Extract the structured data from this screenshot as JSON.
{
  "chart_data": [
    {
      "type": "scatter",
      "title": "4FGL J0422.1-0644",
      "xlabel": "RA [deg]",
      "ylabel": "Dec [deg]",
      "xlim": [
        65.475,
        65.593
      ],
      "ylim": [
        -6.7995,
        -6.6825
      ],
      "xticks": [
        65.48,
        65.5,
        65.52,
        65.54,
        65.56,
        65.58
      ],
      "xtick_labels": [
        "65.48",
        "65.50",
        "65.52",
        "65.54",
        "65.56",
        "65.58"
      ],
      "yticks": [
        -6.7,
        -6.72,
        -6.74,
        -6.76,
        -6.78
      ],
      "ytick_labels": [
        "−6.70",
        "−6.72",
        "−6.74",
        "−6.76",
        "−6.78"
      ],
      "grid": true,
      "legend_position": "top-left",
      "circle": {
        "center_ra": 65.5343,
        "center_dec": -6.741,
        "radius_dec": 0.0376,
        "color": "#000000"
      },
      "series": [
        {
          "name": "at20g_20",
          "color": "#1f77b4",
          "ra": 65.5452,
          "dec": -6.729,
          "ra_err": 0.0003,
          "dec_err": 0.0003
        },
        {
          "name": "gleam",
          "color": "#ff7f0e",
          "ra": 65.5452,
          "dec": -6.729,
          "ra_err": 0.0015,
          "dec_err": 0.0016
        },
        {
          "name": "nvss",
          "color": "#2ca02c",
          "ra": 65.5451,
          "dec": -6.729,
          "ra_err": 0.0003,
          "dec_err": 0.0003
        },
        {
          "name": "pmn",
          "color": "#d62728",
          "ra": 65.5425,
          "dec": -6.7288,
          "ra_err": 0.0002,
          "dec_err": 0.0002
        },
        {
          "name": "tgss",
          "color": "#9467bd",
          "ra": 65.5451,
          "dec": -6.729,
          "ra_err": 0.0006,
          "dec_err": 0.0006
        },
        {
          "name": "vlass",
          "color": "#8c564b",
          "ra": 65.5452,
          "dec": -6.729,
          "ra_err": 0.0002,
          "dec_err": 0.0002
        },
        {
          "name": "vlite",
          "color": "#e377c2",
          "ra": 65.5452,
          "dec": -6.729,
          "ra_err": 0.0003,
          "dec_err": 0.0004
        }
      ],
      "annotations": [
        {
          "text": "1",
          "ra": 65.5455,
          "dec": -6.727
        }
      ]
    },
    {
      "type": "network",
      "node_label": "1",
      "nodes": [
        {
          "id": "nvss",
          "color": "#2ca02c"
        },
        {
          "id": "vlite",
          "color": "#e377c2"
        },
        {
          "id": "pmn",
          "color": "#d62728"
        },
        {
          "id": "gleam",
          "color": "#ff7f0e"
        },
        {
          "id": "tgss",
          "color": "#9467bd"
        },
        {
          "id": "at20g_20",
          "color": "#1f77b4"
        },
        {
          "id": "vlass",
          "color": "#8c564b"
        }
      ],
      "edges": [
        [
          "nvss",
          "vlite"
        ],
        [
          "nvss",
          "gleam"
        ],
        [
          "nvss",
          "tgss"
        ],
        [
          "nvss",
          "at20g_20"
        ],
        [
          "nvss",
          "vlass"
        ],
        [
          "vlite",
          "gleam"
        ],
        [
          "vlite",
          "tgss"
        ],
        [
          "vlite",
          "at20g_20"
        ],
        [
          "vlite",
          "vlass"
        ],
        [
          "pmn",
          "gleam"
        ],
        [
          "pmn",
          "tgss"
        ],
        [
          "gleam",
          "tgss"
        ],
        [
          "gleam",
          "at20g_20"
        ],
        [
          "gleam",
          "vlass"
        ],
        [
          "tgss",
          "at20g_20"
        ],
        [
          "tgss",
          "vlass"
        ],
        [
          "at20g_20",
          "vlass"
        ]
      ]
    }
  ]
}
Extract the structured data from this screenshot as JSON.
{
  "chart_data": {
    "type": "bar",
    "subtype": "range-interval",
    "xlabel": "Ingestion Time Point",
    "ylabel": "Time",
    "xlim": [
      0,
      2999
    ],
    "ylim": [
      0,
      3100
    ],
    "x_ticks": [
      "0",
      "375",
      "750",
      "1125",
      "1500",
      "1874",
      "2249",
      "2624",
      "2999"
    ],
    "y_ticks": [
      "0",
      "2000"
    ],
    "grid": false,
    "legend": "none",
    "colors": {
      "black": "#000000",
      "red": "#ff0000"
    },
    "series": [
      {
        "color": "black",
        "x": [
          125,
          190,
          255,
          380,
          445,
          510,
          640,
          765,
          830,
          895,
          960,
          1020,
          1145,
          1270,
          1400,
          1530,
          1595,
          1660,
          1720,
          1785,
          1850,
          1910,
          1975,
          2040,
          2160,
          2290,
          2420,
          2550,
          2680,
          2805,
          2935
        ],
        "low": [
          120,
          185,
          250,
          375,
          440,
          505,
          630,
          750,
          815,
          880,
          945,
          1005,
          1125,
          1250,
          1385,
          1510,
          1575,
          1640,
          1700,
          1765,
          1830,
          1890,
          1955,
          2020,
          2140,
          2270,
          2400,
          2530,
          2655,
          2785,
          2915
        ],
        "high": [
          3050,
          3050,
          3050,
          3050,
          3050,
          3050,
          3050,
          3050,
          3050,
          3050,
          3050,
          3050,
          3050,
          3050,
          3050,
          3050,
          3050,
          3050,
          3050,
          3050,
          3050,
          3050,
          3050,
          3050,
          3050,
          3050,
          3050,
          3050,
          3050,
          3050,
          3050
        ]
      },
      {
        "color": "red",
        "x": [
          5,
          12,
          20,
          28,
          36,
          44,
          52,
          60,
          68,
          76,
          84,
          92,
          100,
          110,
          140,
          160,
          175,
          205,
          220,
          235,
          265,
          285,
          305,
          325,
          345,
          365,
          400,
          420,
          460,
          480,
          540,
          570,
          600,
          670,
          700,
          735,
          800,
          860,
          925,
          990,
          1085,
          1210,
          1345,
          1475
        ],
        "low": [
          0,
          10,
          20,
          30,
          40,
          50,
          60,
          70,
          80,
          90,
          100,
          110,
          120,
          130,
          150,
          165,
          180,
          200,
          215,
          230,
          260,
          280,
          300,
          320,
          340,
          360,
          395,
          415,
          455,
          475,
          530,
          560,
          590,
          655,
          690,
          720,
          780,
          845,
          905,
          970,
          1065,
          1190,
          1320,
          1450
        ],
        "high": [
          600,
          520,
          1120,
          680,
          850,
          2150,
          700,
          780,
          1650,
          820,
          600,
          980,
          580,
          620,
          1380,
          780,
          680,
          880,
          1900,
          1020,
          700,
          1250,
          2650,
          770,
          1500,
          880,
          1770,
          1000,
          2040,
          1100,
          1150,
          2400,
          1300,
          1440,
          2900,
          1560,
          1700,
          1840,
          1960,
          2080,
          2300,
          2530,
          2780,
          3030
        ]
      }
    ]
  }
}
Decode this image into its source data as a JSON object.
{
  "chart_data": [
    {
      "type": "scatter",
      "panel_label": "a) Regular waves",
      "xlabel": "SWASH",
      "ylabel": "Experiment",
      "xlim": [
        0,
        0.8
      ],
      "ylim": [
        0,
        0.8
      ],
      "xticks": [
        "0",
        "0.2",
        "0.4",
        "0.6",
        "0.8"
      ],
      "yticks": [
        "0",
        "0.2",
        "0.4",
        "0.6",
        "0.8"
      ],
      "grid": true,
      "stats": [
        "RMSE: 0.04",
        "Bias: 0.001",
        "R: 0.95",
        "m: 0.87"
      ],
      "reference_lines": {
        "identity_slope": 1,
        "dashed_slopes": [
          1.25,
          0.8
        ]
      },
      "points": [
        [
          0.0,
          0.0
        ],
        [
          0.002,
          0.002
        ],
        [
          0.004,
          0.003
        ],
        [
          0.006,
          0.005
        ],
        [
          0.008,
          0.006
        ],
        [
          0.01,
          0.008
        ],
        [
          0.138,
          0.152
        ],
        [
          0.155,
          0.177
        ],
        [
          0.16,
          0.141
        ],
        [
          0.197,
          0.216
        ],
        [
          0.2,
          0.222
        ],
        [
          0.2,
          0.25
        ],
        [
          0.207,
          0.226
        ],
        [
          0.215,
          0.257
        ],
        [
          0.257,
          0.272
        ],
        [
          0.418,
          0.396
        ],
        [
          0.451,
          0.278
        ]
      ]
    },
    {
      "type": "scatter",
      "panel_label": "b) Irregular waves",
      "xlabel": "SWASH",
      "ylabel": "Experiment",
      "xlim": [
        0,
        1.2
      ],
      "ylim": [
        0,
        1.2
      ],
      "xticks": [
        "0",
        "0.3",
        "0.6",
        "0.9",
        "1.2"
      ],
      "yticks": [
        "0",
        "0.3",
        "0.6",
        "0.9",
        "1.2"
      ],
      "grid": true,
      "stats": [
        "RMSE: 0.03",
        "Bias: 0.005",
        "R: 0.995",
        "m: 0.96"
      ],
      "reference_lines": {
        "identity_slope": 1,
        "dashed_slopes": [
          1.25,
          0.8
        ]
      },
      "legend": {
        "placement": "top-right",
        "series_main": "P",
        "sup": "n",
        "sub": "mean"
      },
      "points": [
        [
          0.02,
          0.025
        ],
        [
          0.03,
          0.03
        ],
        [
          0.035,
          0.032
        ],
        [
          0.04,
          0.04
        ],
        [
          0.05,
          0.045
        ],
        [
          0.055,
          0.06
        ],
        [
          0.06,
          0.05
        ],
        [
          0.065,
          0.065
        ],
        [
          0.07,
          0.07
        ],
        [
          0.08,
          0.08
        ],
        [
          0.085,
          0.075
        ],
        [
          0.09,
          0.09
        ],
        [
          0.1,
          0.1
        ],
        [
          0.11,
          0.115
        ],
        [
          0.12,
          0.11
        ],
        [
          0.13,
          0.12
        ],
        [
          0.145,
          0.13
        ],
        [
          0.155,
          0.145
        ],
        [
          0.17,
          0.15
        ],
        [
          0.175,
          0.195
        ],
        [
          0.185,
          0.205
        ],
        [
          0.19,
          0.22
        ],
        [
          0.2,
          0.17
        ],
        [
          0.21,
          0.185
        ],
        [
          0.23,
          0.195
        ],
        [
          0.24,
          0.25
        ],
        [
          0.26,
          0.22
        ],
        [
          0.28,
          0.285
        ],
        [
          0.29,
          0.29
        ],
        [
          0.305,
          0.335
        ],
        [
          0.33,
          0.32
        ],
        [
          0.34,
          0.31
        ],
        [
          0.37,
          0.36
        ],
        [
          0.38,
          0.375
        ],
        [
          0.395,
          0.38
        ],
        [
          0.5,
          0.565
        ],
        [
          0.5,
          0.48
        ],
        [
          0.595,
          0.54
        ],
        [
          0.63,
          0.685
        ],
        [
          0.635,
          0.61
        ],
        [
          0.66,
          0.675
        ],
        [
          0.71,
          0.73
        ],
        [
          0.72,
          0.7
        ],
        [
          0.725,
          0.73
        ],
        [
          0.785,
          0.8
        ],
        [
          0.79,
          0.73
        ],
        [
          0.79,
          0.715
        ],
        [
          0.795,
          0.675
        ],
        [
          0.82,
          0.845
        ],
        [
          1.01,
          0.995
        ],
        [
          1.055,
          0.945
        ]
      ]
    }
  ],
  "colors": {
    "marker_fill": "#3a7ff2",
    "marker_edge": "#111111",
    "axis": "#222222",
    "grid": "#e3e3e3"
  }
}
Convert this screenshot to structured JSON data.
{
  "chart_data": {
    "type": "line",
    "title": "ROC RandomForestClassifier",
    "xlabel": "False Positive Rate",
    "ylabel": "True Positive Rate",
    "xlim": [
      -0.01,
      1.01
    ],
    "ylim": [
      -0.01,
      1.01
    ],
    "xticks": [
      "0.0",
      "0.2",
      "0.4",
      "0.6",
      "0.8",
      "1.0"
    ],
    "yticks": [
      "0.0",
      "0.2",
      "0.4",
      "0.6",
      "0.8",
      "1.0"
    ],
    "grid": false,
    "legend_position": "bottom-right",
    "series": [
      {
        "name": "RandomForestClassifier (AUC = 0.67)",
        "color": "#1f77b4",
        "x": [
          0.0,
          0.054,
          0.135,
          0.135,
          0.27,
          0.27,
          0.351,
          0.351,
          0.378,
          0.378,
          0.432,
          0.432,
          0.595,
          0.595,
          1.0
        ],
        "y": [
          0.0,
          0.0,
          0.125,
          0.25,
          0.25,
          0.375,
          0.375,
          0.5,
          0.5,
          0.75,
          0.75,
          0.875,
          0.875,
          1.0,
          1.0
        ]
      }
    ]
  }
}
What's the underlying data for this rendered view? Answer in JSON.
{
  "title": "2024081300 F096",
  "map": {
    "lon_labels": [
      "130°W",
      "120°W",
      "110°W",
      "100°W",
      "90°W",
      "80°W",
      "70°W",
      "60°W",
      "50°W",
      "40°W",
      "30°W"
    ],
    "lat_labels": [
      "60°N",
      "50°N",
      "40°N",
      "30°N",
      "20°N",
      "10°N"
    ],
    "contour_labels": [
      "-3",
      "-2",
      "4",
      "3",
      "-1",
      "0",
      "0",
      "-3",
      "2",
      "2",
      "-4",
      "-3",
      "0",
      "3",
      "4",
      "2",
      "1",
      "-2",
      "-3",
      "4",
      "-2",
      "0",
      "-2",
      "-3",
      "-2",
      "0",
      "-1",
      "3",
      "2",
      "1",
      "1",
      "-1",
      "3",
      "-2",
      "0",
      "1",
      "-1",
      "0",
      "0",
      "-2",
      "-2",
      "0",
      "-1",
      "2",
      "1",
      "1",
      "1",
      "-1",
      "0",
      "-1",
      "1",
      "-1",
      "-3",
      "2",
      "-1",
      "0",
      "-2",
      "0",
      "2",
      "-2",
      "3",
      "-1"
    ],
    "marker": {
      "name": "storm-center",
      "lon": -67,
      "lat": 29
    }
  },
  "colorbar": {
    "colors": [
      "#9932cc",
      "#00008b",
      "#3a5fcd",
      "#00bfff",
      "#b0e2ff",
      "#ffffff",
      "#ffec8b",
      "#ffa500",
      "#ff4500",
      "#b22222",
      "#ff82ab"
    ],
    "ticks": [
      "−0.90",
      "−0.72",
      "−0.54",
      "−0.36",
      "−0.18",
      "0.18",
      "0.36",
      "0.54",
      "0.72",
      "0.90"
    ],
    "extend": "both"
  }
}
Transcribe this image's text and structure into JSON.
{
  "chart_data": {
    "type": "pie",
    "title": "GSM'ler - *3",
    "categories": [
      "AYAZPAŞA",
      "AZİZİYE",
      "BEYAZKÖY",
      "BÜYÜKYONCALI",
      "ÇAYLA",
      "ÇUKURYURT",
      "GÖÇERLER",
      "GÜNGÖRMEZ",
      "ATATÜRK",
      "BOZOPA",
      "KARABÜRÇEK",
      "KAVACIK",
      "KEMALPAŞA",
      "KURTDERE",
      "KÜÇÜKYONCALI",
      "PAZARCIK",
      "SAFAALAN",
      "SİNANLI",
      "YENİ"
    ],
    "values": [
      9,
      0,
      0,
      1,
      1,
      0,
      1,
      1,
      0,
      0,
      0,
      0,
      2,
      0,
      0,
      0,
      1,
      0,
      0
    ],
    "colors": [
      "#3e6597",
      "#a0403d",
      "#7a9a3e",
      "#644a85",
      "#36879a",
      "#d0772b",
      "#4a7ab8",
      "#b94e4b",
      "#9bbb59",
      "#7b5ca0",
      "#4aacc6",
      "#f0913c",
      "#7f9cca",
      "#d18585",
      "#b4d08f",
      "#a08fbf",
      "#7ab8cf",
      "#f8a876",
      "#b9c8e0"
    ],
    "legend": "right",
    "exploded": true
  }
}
- - - -
* **Written task**: Determine how many lines of the records above contain the word "JSON", and report only that number.

* **Answer to this problem**: 6